# Excerpted data start

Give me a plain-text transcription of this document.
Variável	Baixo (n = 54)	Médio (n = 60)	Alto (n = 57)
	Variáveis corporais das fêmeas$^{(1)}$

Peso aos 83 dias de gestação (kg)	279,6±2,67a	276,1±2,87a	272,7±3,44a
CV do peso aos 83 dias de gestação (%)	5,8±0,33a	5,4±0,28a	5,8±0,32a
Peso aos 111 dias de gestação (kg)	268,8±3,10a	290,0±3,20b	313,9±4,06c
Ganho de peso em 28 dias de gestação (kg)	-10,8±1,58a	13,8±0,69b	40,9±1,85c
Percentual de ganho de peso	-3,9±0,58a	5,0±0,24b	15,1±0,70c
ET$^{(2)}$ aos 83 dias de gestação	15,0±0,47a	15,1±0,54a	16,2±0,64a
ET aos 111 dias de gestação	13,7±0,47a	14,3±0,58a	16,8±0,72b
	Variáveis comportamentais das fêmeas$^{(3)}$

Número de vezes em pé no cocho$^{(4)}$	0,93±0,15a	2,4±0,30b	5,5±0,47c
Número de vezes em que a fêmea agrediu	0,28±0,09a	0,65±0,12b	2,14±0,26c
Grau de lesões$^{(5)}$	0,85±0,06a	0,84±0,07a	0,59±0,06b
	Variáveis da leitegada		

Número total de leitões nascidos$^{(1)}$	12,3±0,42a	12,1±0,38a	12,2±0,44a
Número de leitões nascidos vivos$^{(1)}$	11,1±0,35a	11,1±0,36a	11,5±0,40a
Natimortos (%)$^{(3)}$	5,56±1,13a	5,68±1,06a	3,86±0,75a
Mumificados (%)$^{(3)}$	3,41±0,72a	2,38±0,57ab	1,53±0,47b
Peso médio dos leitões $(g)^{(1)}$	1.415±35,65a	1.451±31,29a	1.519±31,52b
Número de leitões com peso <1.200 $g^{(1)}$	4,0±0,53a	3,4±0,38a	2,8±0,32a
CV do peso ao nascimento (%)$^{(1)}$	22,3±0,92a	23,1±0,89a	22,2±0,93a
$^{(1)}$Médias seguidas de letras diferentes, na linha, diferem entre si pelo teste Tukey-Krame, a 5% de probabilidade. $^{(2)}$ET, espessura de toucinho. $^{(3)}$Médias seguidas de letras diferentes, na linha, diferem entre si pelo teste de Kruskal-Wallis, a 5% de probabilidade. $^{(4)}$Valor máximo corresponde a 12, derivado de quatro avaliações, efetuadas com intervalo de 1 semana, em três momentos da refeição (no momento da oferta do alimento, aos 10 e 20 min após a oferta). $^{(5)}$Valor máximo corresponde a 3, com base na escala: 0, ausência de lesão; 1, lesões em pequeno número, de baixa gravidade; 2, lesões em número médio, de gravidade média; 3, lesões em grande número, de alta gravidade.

# Excerpted data end

* _Work required_:
All of the data needs to be reproduced exactly, with no line missing.

* _The response_:
Give me a plain-text transcription of this document.
Variável	Baixo (n = 54)	Médio (n = 60)	Alto (n = 57)
	Variáveis corporais das fêmeas$^{(1)}$

Peso aos 83 dias de gestação (kg)	279,6±2,67a	276,1±2,87a	272,7±3,44a
CV do peso aos 83 dias de gestação (%)	5,8±0,33a	5,4±0,28a	5,8±0,32a
Peso aos 111 dias de gestação (kg)	268,8±3,10a	290,0±3,20b	313,9±4,06c
Ganho de peso em 28 dias de gestação (kg)	-10,8±1,58a	13,8±0,69b	40,9±1,85c
Percentual de ganho de peso	-3,9±0,58a	5,0±0,24b	15,1±0,70c
ET$^{(2)}$ aos 83 dias de gestação	15,0±0,47a	15,1±0,54a	16,2±0,64a
ET aos 111 dias de gestação	13,7±0,47a	14,3±0,58a	16,8±0,72b
	Variáveis comportamentais das fêmeas$^{(3)}$

Número de vezes em pé no cocho$^{(4)}$	0,93±0,15a	2,4±0,30b	5,5±0,47c
Número de vezes em que a fêmea agrediu	0,28±0,09a	0,65±0,12b	2,14±0,26c
Grau de lesões$^{(5)}$	0,85±0,06a	0,84±0,07a	0,59±0,06b
	Variáveis da leitegada		

Número total de leitões nascidos$^{(1)}$	12,3±0,42a	12,1±0,38a	12,2±0,44a
Número de leitões nascidos vivos$^{(1)}$	11,1±0,35a	11,1±0,36a	11,5±0,40a
Natimortos (%)$^{(3)}$	5,56±1,13a	5,68±1,06a	3,86±0,75a
Mumificados (%)$^{(3)}$	3,41±0,72a	2,38±0,57ab	1,53±0,47b
Peso médio dos leitões $(g)^{(1)}$	1.415±35,65a	1.451±31,29a	1.519±31,52b
Número de leitões com peso <1.200 $g^{(1)}$	4,0±0,53a	3,4±0,38a	2,8±0,32a
CV do peso ao nascimento (%)$^{(1)}$	22,3±0,92a	23,1±0,89a	22,2±0,93a
$^{(1)}$Médias seguidas de letras diferentes, na linha, diferem entre si pelo teste Tukey-Krame, a 5% de probabilidade. $^{(2)}$ET, espessura de toucinho. $^{(3)}$Médias seguidas de letras diferentes, na linha, diferem entre si pelo teste de Kruskal-Wallis, a 5% de probabilidade. $^{(4)}$Valor máximo corresponde a 12, derivado de quatro avaliações, efetuadas com intervalo de 1 semana, em três momentos da refeição (no momento da oferta do alimento, aos 10 e 20 min após a oferta). $^{(5)}$Valor máximo corresponde a 3, com base na escala: 0, ausência de lesão; 1, lesões em pequeno número, de baixa gravidade; 2, lesões em número médio, de gravidade média; 3, lesões em grande número, de alta gravidade.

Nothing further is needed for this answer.